==== Exercise input

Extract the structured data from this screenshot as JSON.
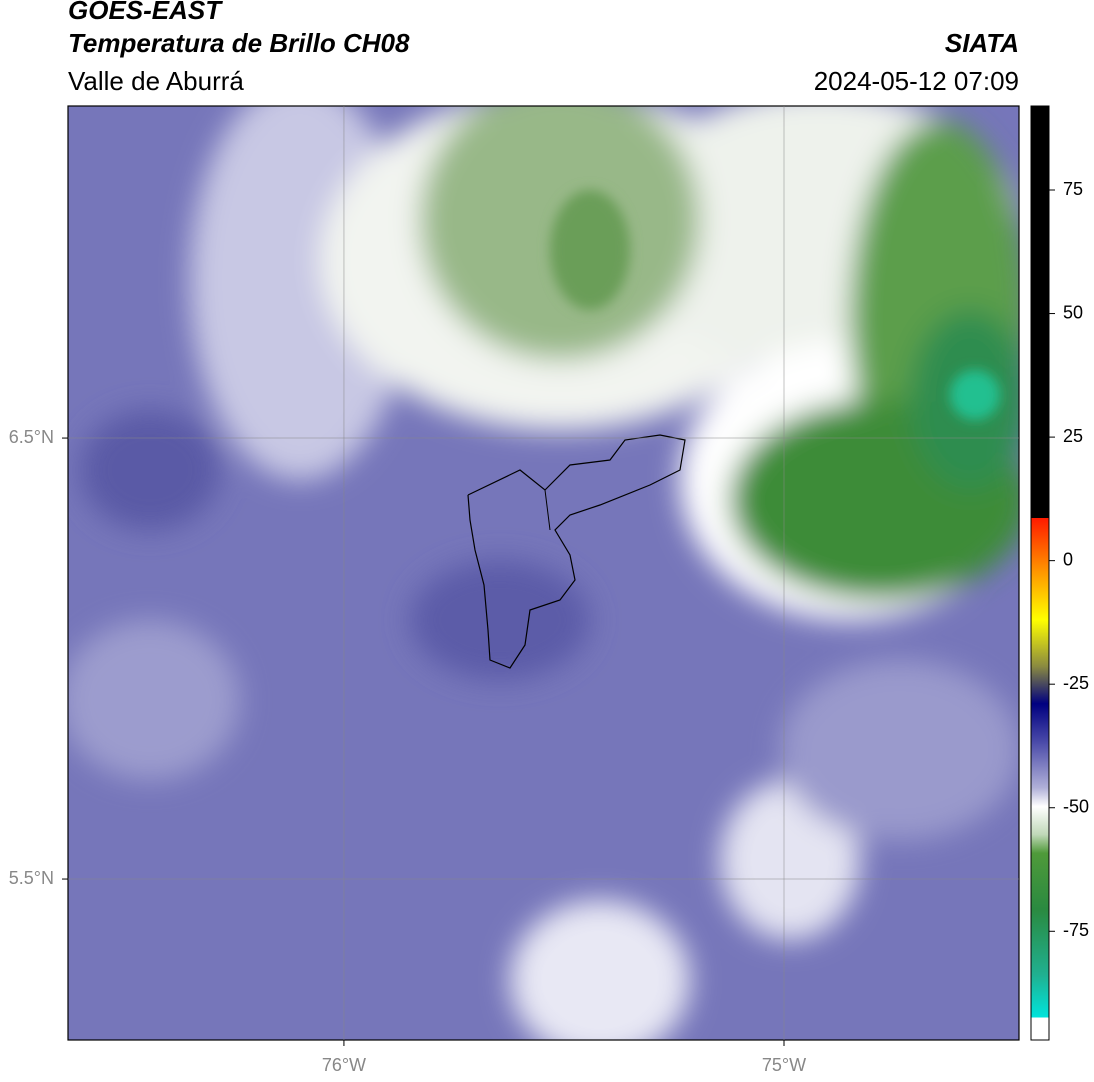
{
  "header": {
    "title": "GOES-EAST",
    "subtitle": "Temperatura de Brillo CH08",
    "source": "SIATA",
    "region": "Valle de Aburrá",
    "datetime": "2024-05-12 07:09"
  },
  "map": {
    "xlim": [
      -76.627,
      -74.466
    ],
    "ylim": [
      5.135,
      7.253
    ],
    "lat_ticks": [
      {
        "value": 6.5,
        "label": "6.5°N"
      },
      {
        "value": 5.5,
        "label": "5.5°N"
      }
    ],
    "lon_ticks": [
      {
        "value": -76,
        "label": "76°W"
      },
      {
        "value": -75,
        "label": "75°W"
      }
    ]
  },
  "colorbar": {
    "lim": [
      -97,
      92
    ],
    "ticks": [
      75,
      50,
      25,
      0,
      -25,
      -50,
      -75
    ]
  }
}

========

• Written problem
Without the pictures, repeat the listing above exactly.

• Task answer
Extract the structured data from this screenshot as JSON.
{
  "header": {
    "title": "GOES-EAST",
    "subtitle": "Temperatura de Brillo CH08",
    "source": "SIATA",
    "region": "Valle de Aburrá",
    "datetime": "2024-05-12 07:09"
  },
  "map": {
    "xlim": [
      -76.627,
      -74.466
    ],
    "ylim": [
      5.135,
      7.253
    ],
    "lat_ticks": [
      {
        "value": 6.5,
        "label": "6.5°N"
      },
      {
        "value": 5.5,
        "label": "5.5°N"
      }
    ],
    "lon_ticks": [
      {
        "value": -76,
        "label": "76°W"
      },
      {
        "value": -75,
        "label": "75°W"
      }
    ]
  },
  "colorbar": {
    "lim": [
      -97,
      92
    ],
    "ticks": [
      75,
      50,
      25,
      0,
      -25,
      -50,
      -75
    ]
  }
}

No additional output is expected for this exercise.